(Records from a data source)
------------------------------------------------------------

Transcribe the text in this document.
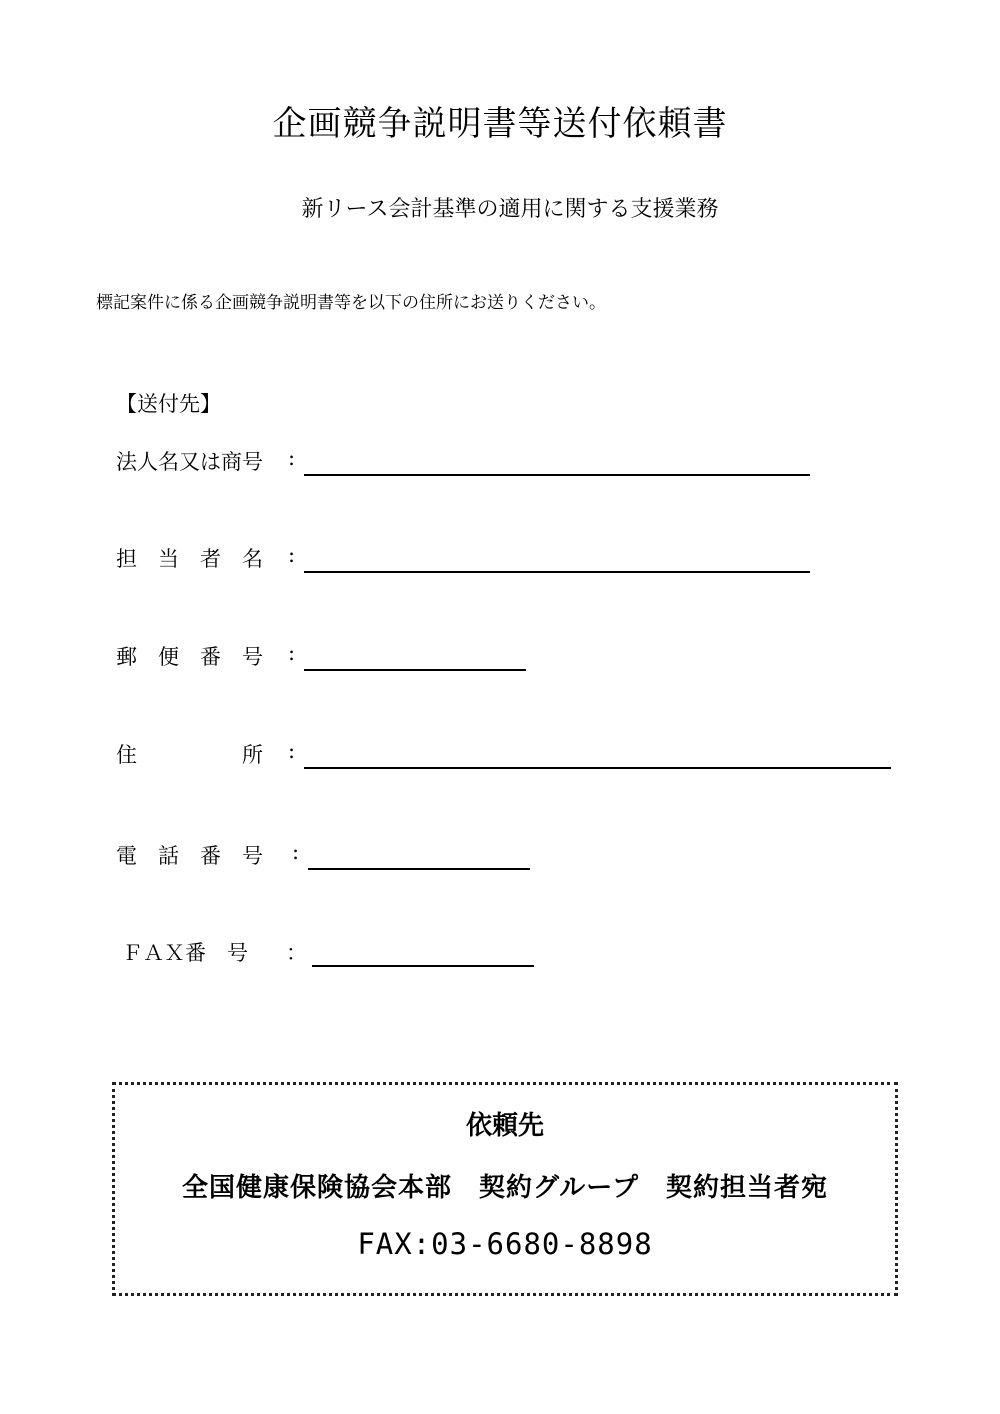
企画競争説明書等送付依頼書
新リース会計基準の適用に関する支援業務
標記案件に係る企画競争説明書等を以下の住所にお送りください。
【送付先】
法人名又は商号 :
担　当　者　名 :
郵　便　番　号 :
住　　　　　所 :
電　話　番　号 :
ＦＡＸ番　号 ：
依頼先
全国健康保険協会本部　契約グループ　契約担当者宛
FAX:03-6680-8898
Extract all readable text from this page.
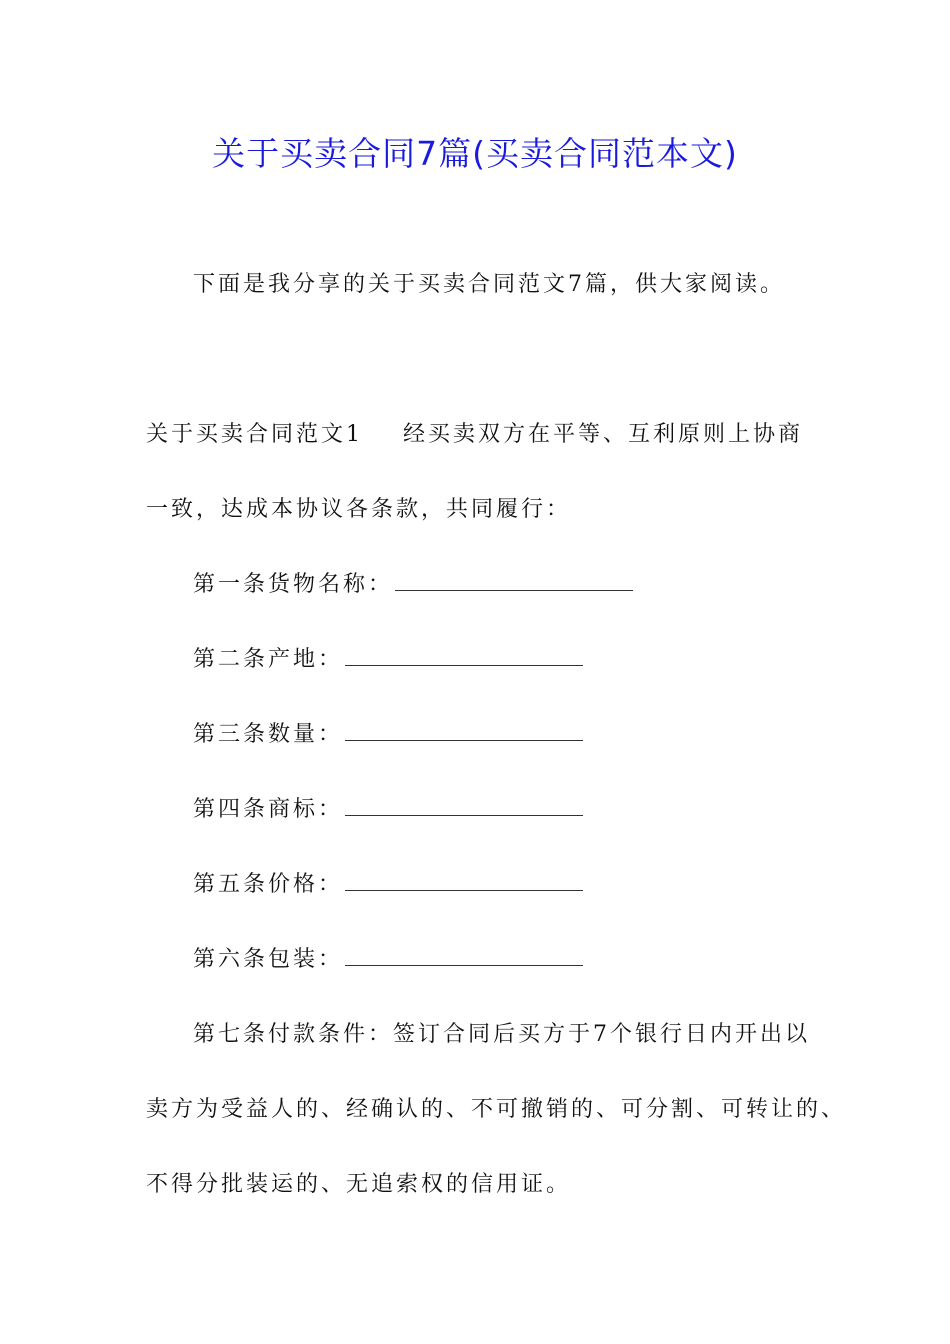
关于买卖合同7篇(买卖合同范本文)
下面是我分享的关于买卖合同范文7篇，供大家阅读。
关于买卖合同范文1 经买卖双方在平等、互利原则上协商
一致，达成本协议各条款，共同履行：
第一条货物名称：
第二条产地：
第三条数量：
第四条商标：
第五条价格：
第六条包装：
第七条付款条件：签订合同后买方于7个银行日内开出以
卖方为受益人的、经确认的、不可撤销的、可分割、可转让的、
不得分批装运的、无追索权的信用证。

------------------------------------------------------------

Drop the pictures, then write out only the lines running from the one containing "Extract all readable text from this page." through the last line above, both included, exactly.

# Answer for the task:
Extract all readable text from this page.
关于买卖合同7篇(买卖合同范本文)
下面是我分享的关于买卖合同范文7篇，供大家阅读。
关于买卖合同范文1 经买卖双方在平等、互利原则上协商
一致，达成本协议各条款，共同履行：
第一条货物名称：
第二条产地：
第三条数量：
第四条商标：
第五条价格：
第六条包装：
第七条付款条件：签订合同后买方于7个银行日内开出以
卖方为受益人的、经确认的、不可撤销的、可分割、可转让的、
不得分批装运的、无追索权的信用证。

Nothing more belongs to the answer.